>> Begin MATERIAL

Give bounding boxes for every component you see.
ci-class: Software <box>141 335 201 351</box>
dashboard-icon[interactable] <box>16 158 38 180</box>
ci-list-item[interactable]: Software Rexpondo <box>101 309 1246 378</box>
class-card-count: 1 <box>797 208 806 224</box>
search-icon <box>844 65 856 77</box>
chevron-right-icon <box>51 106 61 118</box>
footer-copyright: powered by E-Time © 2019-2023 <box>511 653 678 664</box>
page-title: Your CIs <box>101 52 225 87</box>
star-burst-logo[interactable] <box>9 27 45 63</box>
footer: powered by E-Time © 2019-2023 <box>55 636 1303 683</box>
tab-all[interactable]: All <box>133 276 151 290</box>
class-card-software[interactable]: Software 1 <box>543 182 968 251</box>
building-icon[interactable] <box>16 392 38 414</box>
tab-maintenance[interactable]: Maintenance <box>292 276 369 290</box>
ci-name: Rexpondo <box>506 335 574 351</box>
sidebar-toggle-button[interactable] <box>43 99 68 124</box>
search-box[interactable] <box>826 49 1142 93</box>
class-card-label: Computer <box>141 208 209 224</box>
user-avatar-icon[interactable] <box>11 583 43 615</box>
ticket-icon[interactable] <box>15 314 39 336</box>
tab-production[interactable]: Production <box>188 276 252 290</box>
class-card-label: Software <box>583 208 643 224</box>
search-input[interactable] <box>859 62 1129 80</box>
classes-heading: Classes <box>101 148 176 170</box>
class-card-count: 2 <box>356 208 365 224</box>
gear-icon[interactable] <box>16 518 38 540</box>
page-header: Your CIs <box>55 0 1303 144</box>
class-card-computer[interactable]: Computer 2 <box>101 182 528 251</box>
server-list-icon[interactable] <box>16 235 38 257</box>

>> End MATERIAL

Put every item above into a numbered list, leaving out any blank lines.

1. Give bounding boxes for every component you see.
2. ci-class: Software <box>141 335 201 351</box>
3. dashboard-icon[interactable] <box>16 158 38 180</box>
4. ci-list-item[interactable]: Software Rexpondo <box>101 309 1246 378</box>
5. class-card-count: 1 <box>797 208 806 224</box>
6. search-icon <box>844 65 856 77</box>
7. chevron-right-icon <box>51 106 61 118</box>
8. footer-copyright: powered by E-Time © 2019-2023 <box>511 653 678 664</box>
9. page-title: Your CIs <box>101 52 225 87</box>
10. star-burst-logo[interactable] <box>9 27 45 63</box>
11. footer: powered by E-Time © 2019-2023 <box>55 636 1303 683</box>
12. tab-all[interactable]: All <box>133 276 151 290</box>
13. class-card-software[interactable]: Software 1 <box>543 182 968 251</box>
14. building-icon[interactable] <box>16 392 38 414</box>
15. tab-maintenance[interactable]: Maintenance <box>292 276 369 290</box>
16. ci-name: Rexpondo <box>506 335 574 351</box>
17. sidebar-toggle-button[interactable] <box>43 99 68 124</box>
18. search-box[interactable] <box>826 49 1142 93</box>
19. class-card-label: Computer <box>141 208 209 224</box>
20. user-avatar-icon[interactable] <box>11 583 43 615</box>
21. ticket-icon[interactable] <box>15 314 39 336</box>
22. tab-production[interactable]: Production <box>188 276 252 290</box>
23. class-card-label: Software <box>583 208 643 224</box>
24. search-input[interactable] <box>859 62 1129 80</box>
25. classes-heading: Classes <box>101 148 176 170</box>
26. class-card-count: 2 <box>356 208 365 224</box>
27. gear-icon[interactable] <box>16 518 38 540</box>
28. page-header: Your CIs <box>55 0 1303 144</box>
29. class-card-computer[interactable]: Computer 2 <box>101 182 528 251</box>
30. server-list-icon[interactable] <box>16 235 38 257</box>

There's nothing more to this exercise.